Required work:
Where does the string "image" appear? Copy every line of the entries below that holds it.

== Given records ==

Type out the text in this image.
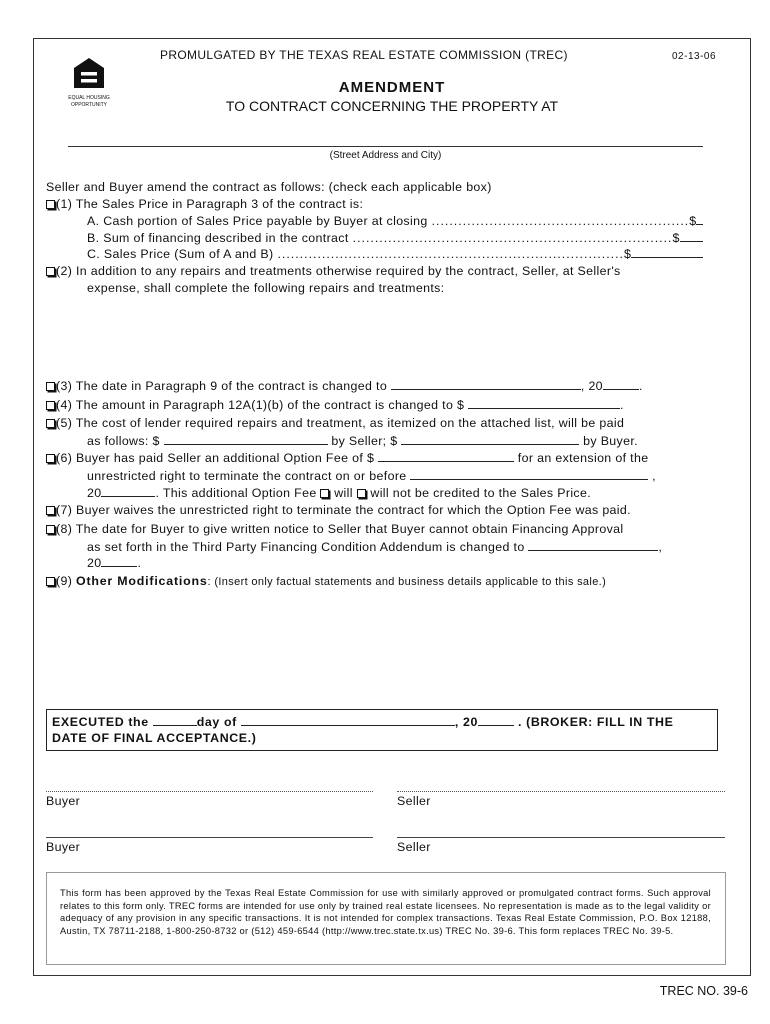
EQUAL HOUSING OPPORTUNITY
PROMULGATED BY THE TEXAS REAL ESTATE COMMISSION (TREC)	02-13-06
AMENDMENT
TO CONTRACT CONCERNING THE PROPERTY AT
(Street Address and City)
Seller and Buyer amend the contract as follows: (check each applicable box)
(1) The Sales Price in Paragraph 3 of the contract is:
A. Cash portion of Sales Price payable by Buyer at closing .......................................................... $
B. Sum of financing described in the contract ........................................................................ $
C. Sales Price (Sum of A and B) .............................................................................. $
(2) In addition to any repairs and treatments otherwise required by the contract, Seller, at Seller's
expense, shall complete the following repairs and treatments:
(3) The date in Paragraph 9 of the contract is changed to	, 20	.
(4) The amount in Paragraph 12A(1)(b) of the contract is changed to $	.
(5) The cost of lender required repairs and treatment, as itemized on the attached list, will be paid
as follows: $	by Seller; $	by Buyer.
(6) Buyer has paid Seller an additional Option Fee of $	for an extension of the
unrestricted right to terminate the contract on or before	,
20	. This additional Option Fee will will not be credited to the Sales Price.
(7) Buyer waives the unrestricted right to terminate the contract for which the Option Fee was paid.
(8) The date for Buyer to give written notice to Seller that Buyer cannot obtain Financing Approval
as set forth in the Third Party Financing Condition Addendum is changed to	,
20	.
(9) Other Modifications: (Insert only factual statements and business details applicable to this sale.)
EXECUTED the	day of	, 20	. (BROKER: FILL IN THE
DATE OF FINAL ACCEPTANCE.)
Buyer	Seller
Buyer	Seller
This form has been approved by the Texas Real Estate Commission for use with similarly approved or promulgated contract forms. Such approval relates to this form only. TREC forms are intended for use only by trained real estate licensees. No representation is made as to the legal validity or adequacy of any provision in any specific transactions. It is not intended for complex transactions. Texas Real Estate Commission, P.O. Box 12188, Austin, TX 78711-2188, 1-800-250-8732 or (512) 459-6544 (http://www.trec.state.tx.us) TREC No. 39-6. This form replaces TREC No. 39-5.
TREC NO. 39-6
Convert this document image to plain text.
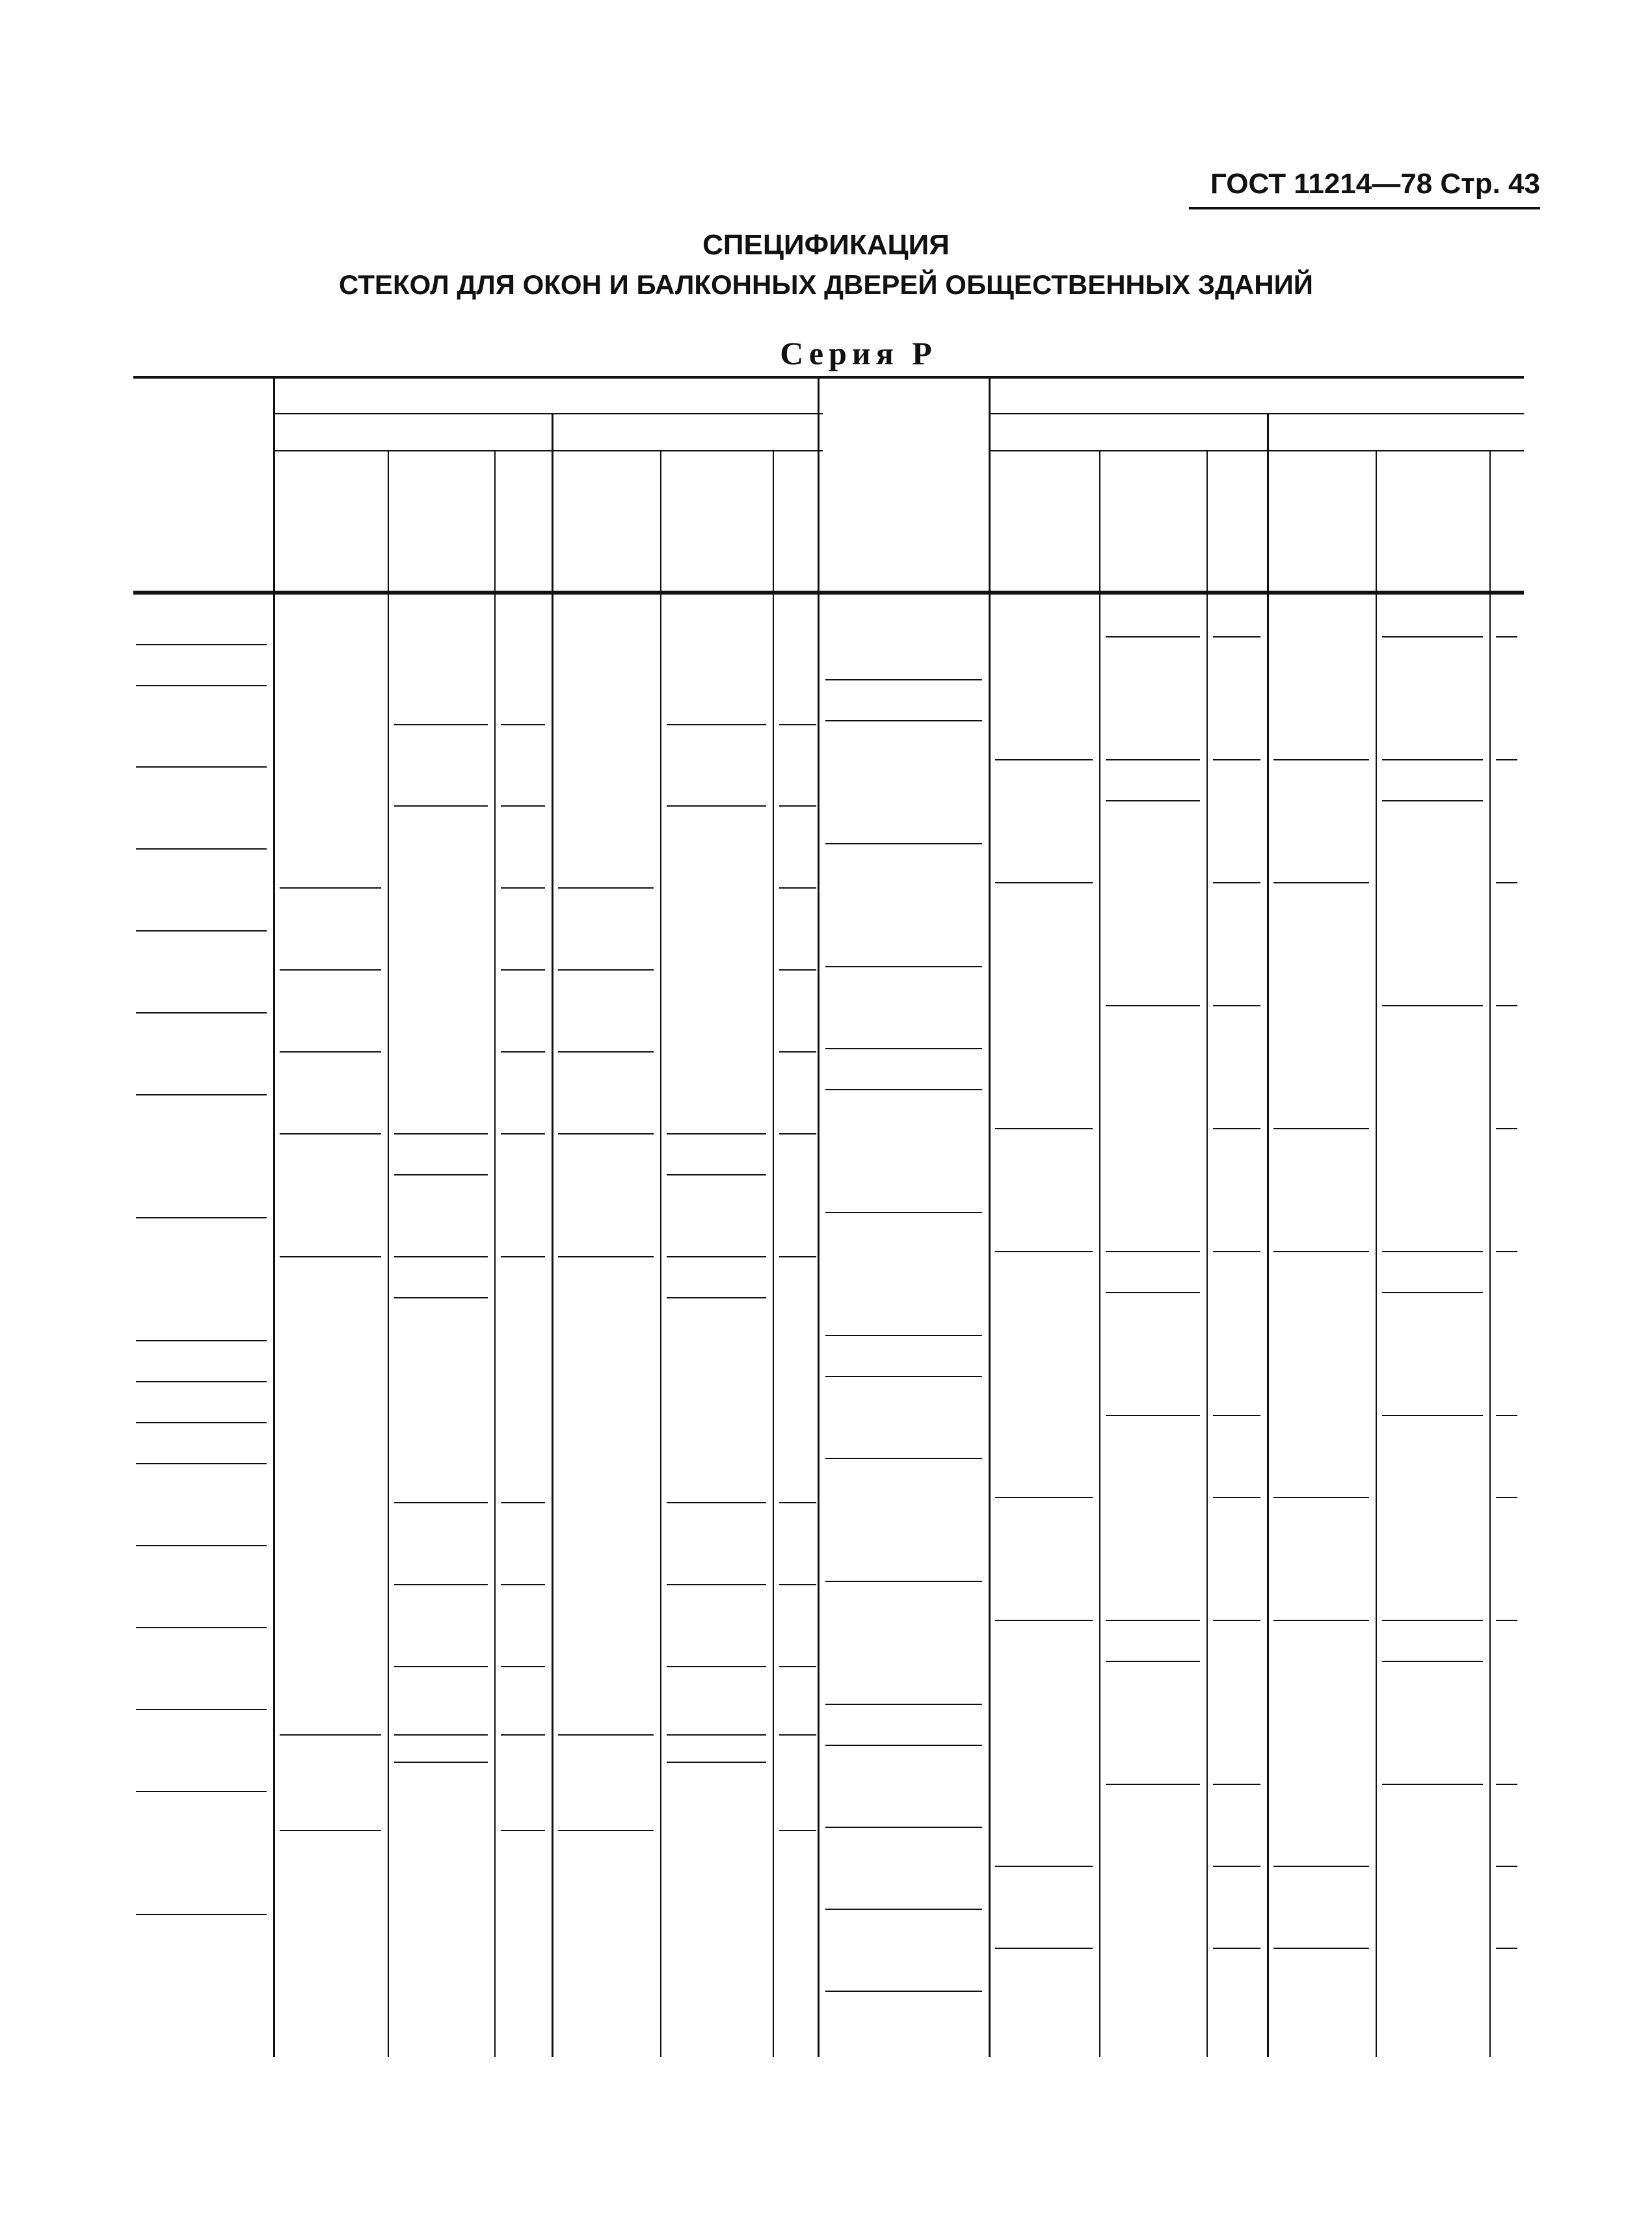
ГОСТ 11214—78 Стр. 43
СПЕЦИФИКАЦИЯ
СТЕКОЛ ДЛЯ ОКОН И БАЛКОННЫХ ДВЕРЕЙ ОБЩЕСТВЕННЫХ ЗДАНИЙ
Серия Р
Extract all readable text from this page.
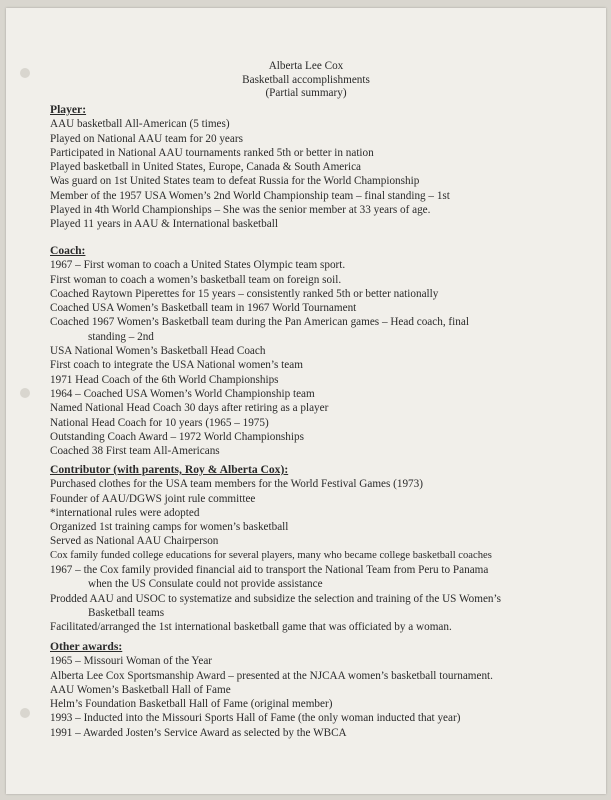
Alberta Lee Cox
Basketball accomplishments
(Partial summary)
Player:
AAU basketball All-American (5 times)
Played on National AAU team for 20 years
Participated in National AAU tournaments ranked 5th or better in nation
Played basketball in United States, Europe, Canada & South America
Was guard on 1st United States team to defeat Russia for the World Championship
Member of the 1957 USA Women’s 2nd World Championship team – final standing – 1st
Played in 4th World Championships – She was the senior member at 33 years of age.
Played 11 years in AAU & International basketball
Coach:
1967 – First woman to coach a United States Olympic team sport.
First woman to coach a women’s basketball team on foreign soil.
Coached Raytown Piperettes for 15 years – consistently ranked 5th or better nationally
Coached USA Women’s Basketball team in 1967 World Tournament
Coached 1967 Women’s Basketball team during the Pan American games – Head coach, final
standing – 2nd
USA National Women’s Basketball Head Coach
First coach to integrate the USA National women’s team
1971 Head Coach of the 6th World Championships
1964 – Coached USA Women’s World Championship team
Named National Head Coach 30 days after retiring as a player
National Head Coach for 10 years (1965 – 1975)
Outstanding Coach Award – 1972 World Championships
Coached 38 First team All-Americans
Contributor (with parents, Roy & Alberta Cox):
Purchased clothes for the USA team members for the World Festival Games (1973)
Founder of AAU/DGWS joint rule committee
*international rules were adopted
Organized 1st training camps for women’s basketball
Served as National AAU Chairperson
Cox family funded college educations for several players, many who became college basketball coaches
1967 – the Cox family provided financial aid to transport the National Team from Peru to Panama
when the US Consulate could not provide assistance
Prodded AAU and USOC to systematize and subsidize the selection and training of the US Women’s
Basketball teams
Facilitated/arranged the 1st international basketball game that was officiated by a woman.
Other awards:
1965 – Missouri Woman of the Year
Alberta Lee Cox Sportsmanship Award – presented at the NJCAA women’s basketball tournament.
AAU Women’s Basketball Hall of Fame
Helm’s Foundation Basketball Hall of Fame (original member)
1993 – Inducted into the Missouri Sports Hall of Fame (the only woman inducted that year)
1991 – Awarded Josten’s Service Award as selected by the WBCA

===

The result:
Type out the text in this image.
Convert this document image to plain text.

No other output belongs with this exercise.